═════ SUPPLIED DATA ═════

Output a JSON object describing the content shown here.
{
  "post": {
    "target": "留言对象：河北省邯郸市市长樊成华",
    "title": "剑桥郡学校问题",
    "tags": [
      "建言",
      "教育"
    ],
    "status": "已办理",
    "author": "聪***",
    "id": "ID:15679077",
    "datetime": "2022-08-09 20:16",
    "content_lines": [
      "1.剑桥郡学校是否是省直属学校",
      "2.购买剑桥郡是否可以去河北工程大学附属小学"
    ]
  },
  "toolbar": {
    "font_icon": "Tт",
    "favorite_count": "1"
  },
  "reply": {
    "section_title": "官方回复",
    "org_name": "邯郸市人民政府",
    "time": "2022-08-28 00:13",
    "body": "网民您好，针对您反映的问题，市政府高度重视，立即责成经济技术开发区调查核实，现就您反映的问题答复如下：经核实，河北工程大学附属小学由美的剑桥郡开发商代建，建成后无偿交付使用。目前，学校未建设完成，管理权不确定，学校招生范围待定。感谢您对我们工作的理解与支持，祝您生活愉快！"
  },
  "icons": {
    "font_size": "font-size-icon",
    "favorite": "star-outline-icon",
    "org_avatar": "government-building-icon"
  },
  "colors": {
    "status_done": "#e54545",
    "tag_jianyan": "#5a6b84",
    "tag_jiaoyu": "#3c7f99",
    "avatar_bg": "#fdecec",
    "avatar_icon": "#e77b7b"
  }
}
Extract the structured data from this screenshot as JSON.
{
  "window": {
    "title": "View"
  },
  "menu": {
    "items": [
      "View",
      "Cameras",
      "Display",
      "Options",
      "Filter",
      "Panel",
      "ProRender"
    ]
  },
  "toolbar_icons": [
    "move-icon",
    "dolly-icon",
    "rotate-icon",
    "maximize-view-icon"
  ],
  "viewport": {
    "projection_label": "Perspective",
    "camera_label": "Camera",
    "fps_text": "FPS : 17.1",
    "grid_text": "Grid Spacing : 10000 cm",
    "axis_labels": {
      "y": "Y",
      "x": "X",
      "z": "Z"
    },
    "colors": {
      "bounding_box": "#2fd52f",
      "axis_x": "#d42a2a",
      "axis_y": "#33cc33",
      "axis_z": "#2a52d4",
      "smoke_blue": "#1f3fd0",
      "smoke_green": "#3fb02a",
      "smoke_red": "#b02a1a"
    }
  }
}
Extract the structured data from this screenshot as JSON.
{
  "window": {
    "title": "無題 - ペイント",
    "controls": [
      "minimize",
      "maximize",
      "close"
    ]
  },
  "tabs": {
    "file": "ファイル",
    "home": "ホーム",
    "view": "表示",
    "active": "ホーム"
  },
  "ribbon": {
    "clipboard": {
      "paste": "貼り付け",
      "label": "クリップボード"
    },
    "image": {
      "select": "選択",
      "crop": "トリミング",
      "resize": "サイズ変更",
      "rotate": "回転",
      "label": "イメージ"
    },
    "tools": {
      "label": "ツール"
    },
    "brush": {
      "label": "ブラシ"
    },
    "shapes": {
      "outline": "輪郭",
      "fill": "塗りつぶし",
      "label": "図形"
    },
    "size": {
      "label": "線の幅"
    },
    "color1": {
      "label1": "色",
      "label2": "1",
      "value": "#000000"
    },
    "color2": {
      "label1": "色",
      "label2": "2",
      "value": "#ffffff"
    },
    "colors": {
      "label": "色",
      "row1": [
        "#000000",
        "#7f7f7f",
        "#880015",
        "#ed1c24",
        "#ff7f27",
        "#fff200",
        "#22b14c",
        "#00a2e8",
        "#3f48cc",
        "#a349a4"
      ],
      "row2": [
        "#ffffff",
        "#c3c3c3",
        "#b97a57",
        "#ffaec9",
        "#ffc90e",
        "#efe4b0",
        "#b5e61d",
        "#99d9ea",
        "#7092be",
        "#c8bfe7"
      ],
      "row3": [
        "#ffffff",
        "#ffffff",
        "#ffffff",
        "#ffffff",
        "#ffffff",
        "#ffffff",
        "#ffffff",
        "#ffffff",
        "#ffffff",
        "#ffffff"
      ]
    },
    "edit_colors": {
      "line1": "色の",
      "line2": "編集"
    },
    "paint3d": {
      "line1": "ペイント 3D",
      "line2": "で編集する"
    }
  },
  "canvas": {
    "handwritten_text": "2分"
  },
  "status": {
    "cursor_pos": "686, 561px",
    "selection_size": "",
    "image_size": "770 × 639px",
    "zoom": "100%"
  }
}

═════

SHORT EXERCISE –
Extract all of the data above without altering anything.

ANSWER –
Output a JSON object describing the content shown here.
{
  "post": {
    "target": "留言对象：河北省邯郸市市长樊成华",
    "title": "剑桥郡学校问题",
    "tags": [
      "建言",
      "教育"
    ],
    "status": "已办理",
    "author": "聪***",
    "id": "ID:15679077",
    "datetime": "2022-08-09 20:16",
    "content_lines": [
      "1.剑桥郡学校是否是省直属学校",
      "2.购买剑桥郡是否可以去河北工程大学附属小学"
    ]
  },
  "toolbar": {
    "font_icon": "Tт",
    "favorite_count": "1"
  },
  "reply": {
    "section_title": "官方回复",
    "org_name": "邯郸市人民政府",
    "time": "2022-08-28 00:13",
    "body": "网民您好，针对您反映的问题，市政府高度重视，立即责成经济技术开发区调查核实，现就您反映的问题答复如下：经核实，河北工程大学附属小学由美的剑桥郡开发商代建，建成后无偿交付使用。目前，学校未建设完成，管理权不确定，学校招生范围待定。感谢您对我们工作的理解与支持，祝您生活愉快！"
  },
  "icons": {
    "font_size": "font-size-icon",
    "favorite": "star-outline-icon",
    "org_avatar": "government-building-icon"
  },
  "colors": {
    "status_done": "#e54545",
    "tag_jianyan": "#5a6b84",
    "tag_jiaoyu": "#3c7f99",
    "avatar_bg": "#fdecec",
    "avatar_icon": "#e77b7b"
  }
}
Extract the structured data from this screenshot as JSON.
{
  "window": {
    "title": "View"
  },
  "menu": {
    "items": [
      "View",
      "Cameras",
      "Display",
      "Options",
      "Filter",
      "Panel",
      "ProRender"
    ]
  },
  "toolbar_icons": [
    "move-icon",
    "dolly-icon",
    "rotate-icon",
    "maximize-view-icon"
  ],
  "viewport": {
    "projection_label": "Perspective",
    "camera_label": "Camera",
    "fps_text": "FPS : 17.1",
    "grid_text": "Grid Spacing : 10000 cm",
    "axis_labels": {
      "y": "Y",
      "x": "X",
      "z": "Z"
    },
    "colors": {
      "bounding_box": "#2fd52f",
      "axis_x": "#d42a2a",
      "axis_y": "#33cc33",
      "axis_z": "#2a52d4",
      "smoke_blue": "#1f3fd0",
      "smoke_green": "#3fb02a",
      "smoke_red": "#b02a1a"
    }
  }
}
Extract the structured data from this screenshot as JSON.
{
  "window": {
    "title": "無題 - ペイント",
    "controls": [
      "minimize",
      "maximize",
      "close"
    ]
  },
  "tabs": {
    "file": "ファイル",
    "home": "ホーム",
    "view": "表示",
    "active": "ホーム"
  },
  "ribbon": {
    "clipboard": {
      "paste": "貼り付け",
      "label": "クリップボード"
    },
    "image": {
      "select": "選択",
      "crop": "トリミング",
      "resize": "サイズ変更",
      "rotate": "回転",
      "label": "イメージ"
    },
    "tools": {
      "label": "ツール"
    },
    "brush": {
      "label": "ブラシ"
    },
    "shapes": {
      "outline": "輪郭",
      "fill": "塗りつぶし",
      "label": "図形"
    },
    "size": {
      "label": "線の幅"
    },
    "color1": {
      "label1": "色",
      "label2": "1",
      "value": "#000000"
    },
    "color2": {
      "label1": "色",
      "label2": "2",
      "value": "#ffffff"
    },
    "colors": {
      "label": "色",
      "row1": [
        "#000000",
        "#7f7f7f",
        "#880015",
        "#ed1c24",
        "#ff7f27",
        "#fff200",
        "#22b14c",
        "#00a2e8",
        "#3f48cc",
        "#a349a4"
      ],
      "row2": [
        "#ffffff",
        "#c3c3c3",
        "#b97a57",
        "#ffaec9",
        "#ffc90e",
        "#efe4b0",
        "#b5e61d",
        "#99d9ea",
        "#7092be",
        "#c8bfe7"
      ],
      "row3": [
        "#ffffff",
        "#ffffff",
        "#ffffff",
        "#ffffff",
        "#ffffff",
        "#ffffff",
        "#ffffff",
        "#ffffff",
        "#ffffff",
        "#ffffff"
      ]
    },
    "edit_colors": {
      "line1": "色の",
      "line2": "編集"
    },
    "paint3d": {
      "line1": "ペイント 3D",
      "line2": "で編集する"
    }
  },
  "canvas": {
    "handwritten_text": "2分"
  },
  "status": {
    "cursor_pos": "686, 561px",
    "selection_size": "",
    "image_size": "770 × 639px",
    "zoom": "100%"
  }
}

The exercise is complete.